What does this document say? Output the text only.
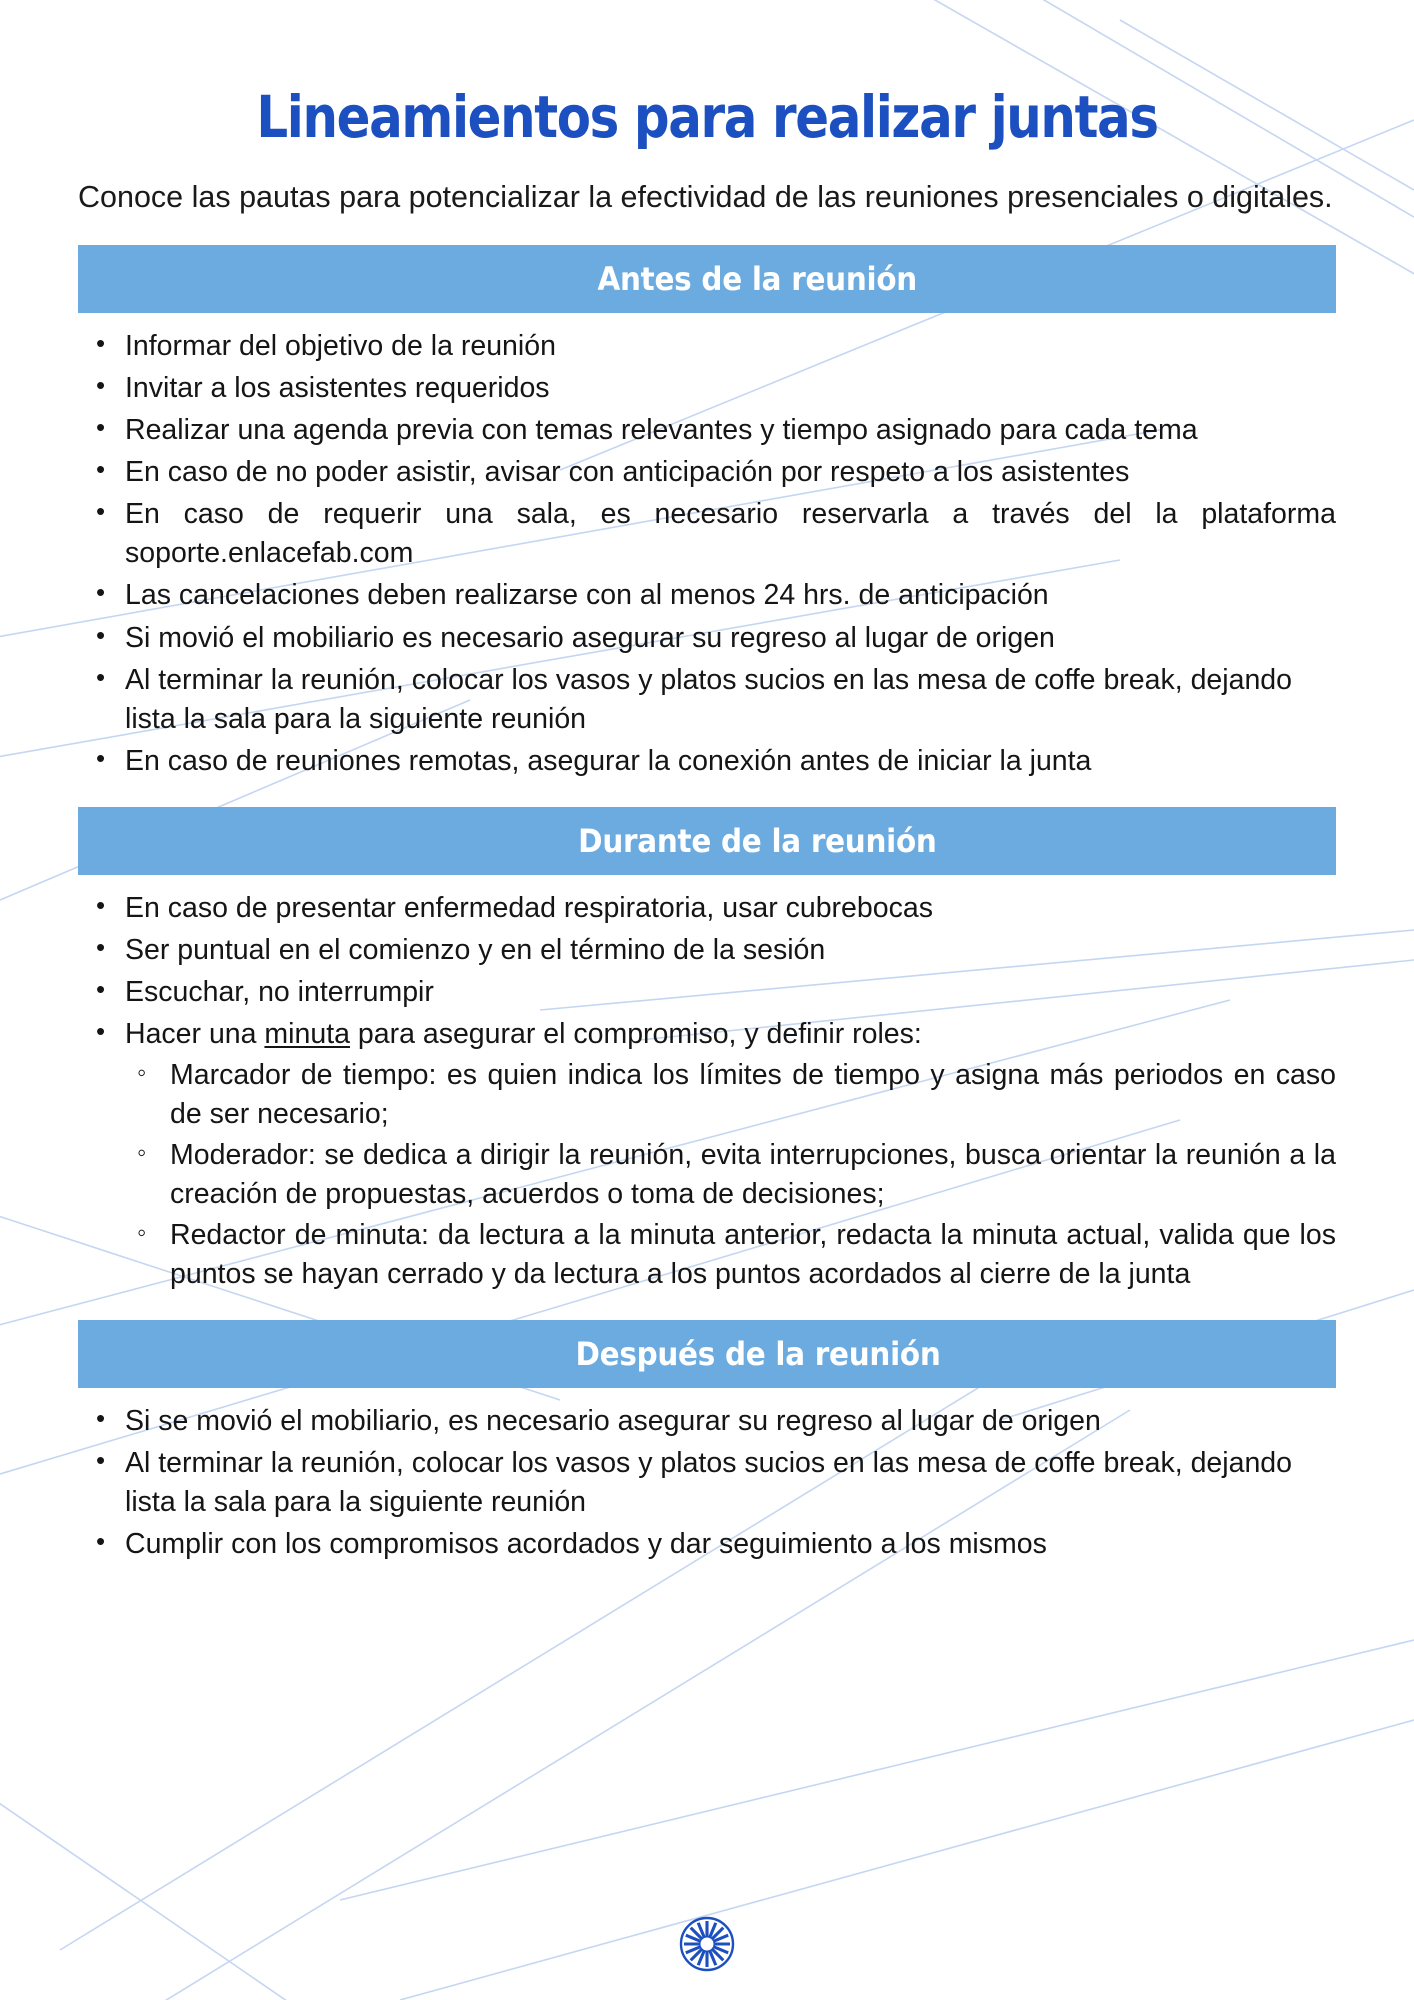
Lineamientos para realizar juntas

Conoce las pautas para potencializar la efectividad de las reuniones presenciales o digitales.

Antes de la reunión
• Informar del objetivo de la reunión
• Invitar a los asistentes requeridos
• Realizar una agenda previa con temas relevantes y tiempo asignado para cada tema
• En caso de no poder asistir, avisar con anticipación por respeto a los asistentes
• En caso de requerir una sala, es necesario reservarla a través del la plataforma soporte.enlacefab.com
• Las cancelaciones deben realizarse con al menos 24 hrs. de anticipación
• Si movió el mobiliario es necesario asegurar su regreso al lugar de origen
• Al terminar la reunión, colocar los vasos y platos sucios en las mesa de coffe break, dejando lista la sala para la siguiente reunión
• En caso de reuniones remotas, asegurar la conexión antes de iniciar la junta
Durante de la reunión
• En caso de presentar enfermedad respiratoria, usar cubrebocas
• Ser puntual en el comienzo y en el término de la sesión
• Escuchar, no interrumpir
• Hacer una minuta para asegurar el compromiso, y definir roles:
◦ Marcador de tiempo: es quien indica los límites de tiempo y asigna más periodos en caso de ser necesario;
◦ Moderador: se dedica a dirigir la reunión, evita interrupciones, busca orientar la reunión a la creación de propuestas, acuerdos o toma de decisiones;
◦ Redactor de minuta: da lectura a la minuta anterior, redacta la minuta actual, valida que los puntos se hayan cerrado y da lectura a los puntos acordados al cierre de la junta
Después de la reunión
• Si se movió el mobiliario, es necesario asegurar su regreso al lugar de origen
• Al terminar la reunión, colocar los vasos y platos sucios en las mesa de coffe break, dejando lista la sala para la siguiente reunión
• Cumplir con los compromisos acordados y dar seguimiento a los mismos
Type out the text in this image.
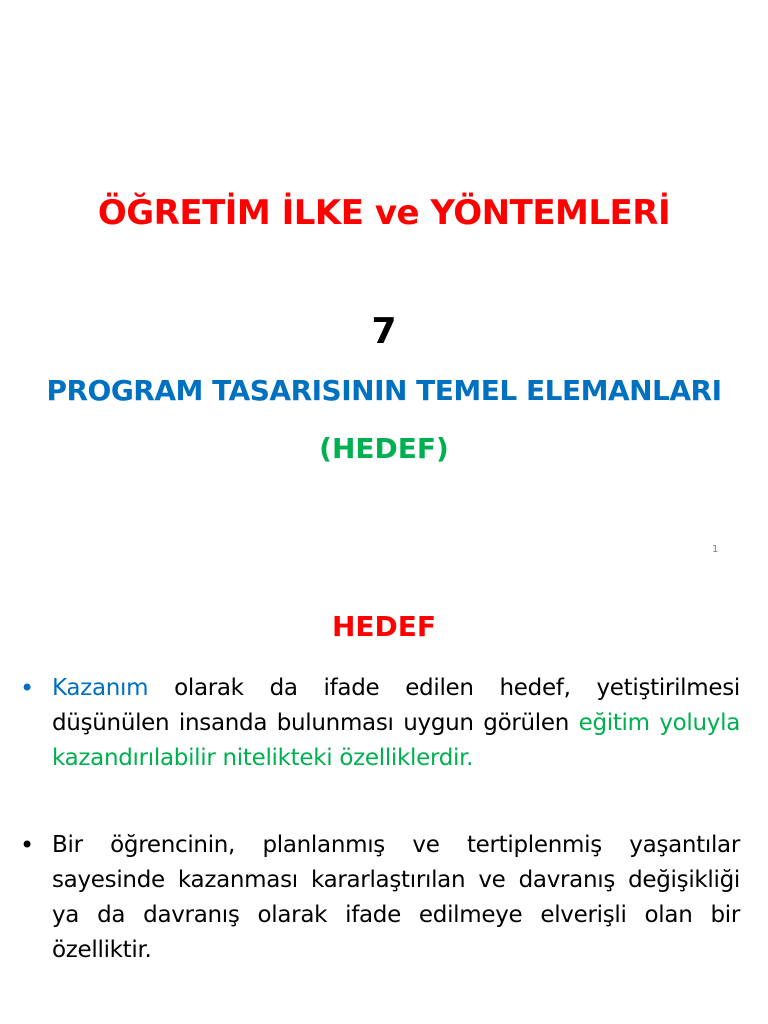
ÖĞRETİM İLKE ve YÖNTEMLERİ
7
PROGRAM TASARISININ TEMEL ELEMANLARI
(HEDEF)
1
HEDEF
• Kazanım olarak da ifade edilen hedef, yetiştirilmesi düşünülen insanda bulunması uygun görülen eğitim yoluyla kazandırılabilir nitelikteki özelliklerdir.
• Bir öğrencinin, planlanmış ve tertiplenmiş yaşantılar sayesinde kazanması kararlaştırılan ve davranış değişikliği ya da davranış olarak ifade edilmeye elverişli olan bir özelliktir.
--- --- ---
◆ **Set task**
Each line of the data is to be duplicated exactly; pictures stay out of the copy.

◆ **Exercise response**
What does this document say? Output the text only.
Lineamientos para realizar juntas

Conoce las pautas para potencializar la efectividad de las reuniones presenciales o digitales.

Antes de la reunión
• Informar del objetivo de la reunión
• Invitar a los asistentes requeridos
• Realizar una agenda previa con temas relevantes y tiempo asignado para cada tema
• En caso de no poder asistir, avisar con anticipación por respeto a los asistentes
• En caso de requerir una sala, es necesario reservarla a través del la plataforma soporte.enlacefab.com
• Las cancelaciones deben realizarse con al menos 24 hrs. de anticipación
• Si movió el mobiliario es necesario asegurar su regreso al lugar de origen
• Al terminar la reunión, colocar los vasos y platos sucios en las mesa de coffe break, dejando lista la sala para la siguiente reunión
• En caso de reuniones remotas, asegurar la conexión antes de iniciar la junta
Durante de la reunión
• En caso de presentar enfermedad respiratoria, usar cubrebocas
• Ser puntual en el comienzo y en el término de la sesión
• Escuchar, no interrumpir
• Hacer una minuta para asegurar el compromiso, y definir roles:
◦ Marcador de tiempo: es quien indica los límites de tiempo y asigna más periodos en caso de ser necesario;
◦ Moderador: se dedica a dirigir la reunión, evita interrupciones, busca orientar la reunión a la creación de propuestas, acuerdos o toma de decisiones;
◦ Redactor de minuta: da lectura a la minuta anterior, redacta la minuta actual, valida que los puntos se hayan cerrado y da lectura a los puntos acordados al cierre de la junta
Después de la reunión
• Si se movió el mobiliario, es necesario asegurar su regreso al lugar de origen
• Al terminar la reunión, colocar los vasos y platos sucios en las mesa de coffe break, dejando lista la sala para la siguiente reunión
• Cumplir con los compromisos acordados y dar seguimiento a los mismos
Type out the text in this image.
ÖĞRETİM İLKE ve YÖNTEMLERİ
7
PROGRAM TASARISININ TEMEL ELEMANLARI
(HEDEF)
1
HEDEF
• Kazanım olarak da ifade edilen hedef, yetiştirilmesi düşünülen insanda bulunması uygun görülen eğitim yoluyla kazandırılabilir nitelikteki özelliklerdir.
• Bir öğrencinin, planlanmış ve tertiplenmiş yaşantılar sayesinde kazanması kararlaştırılan ve davranış değişikliği ya da davranış olarak ifade edilmeye elverişli olan bir özelliktir.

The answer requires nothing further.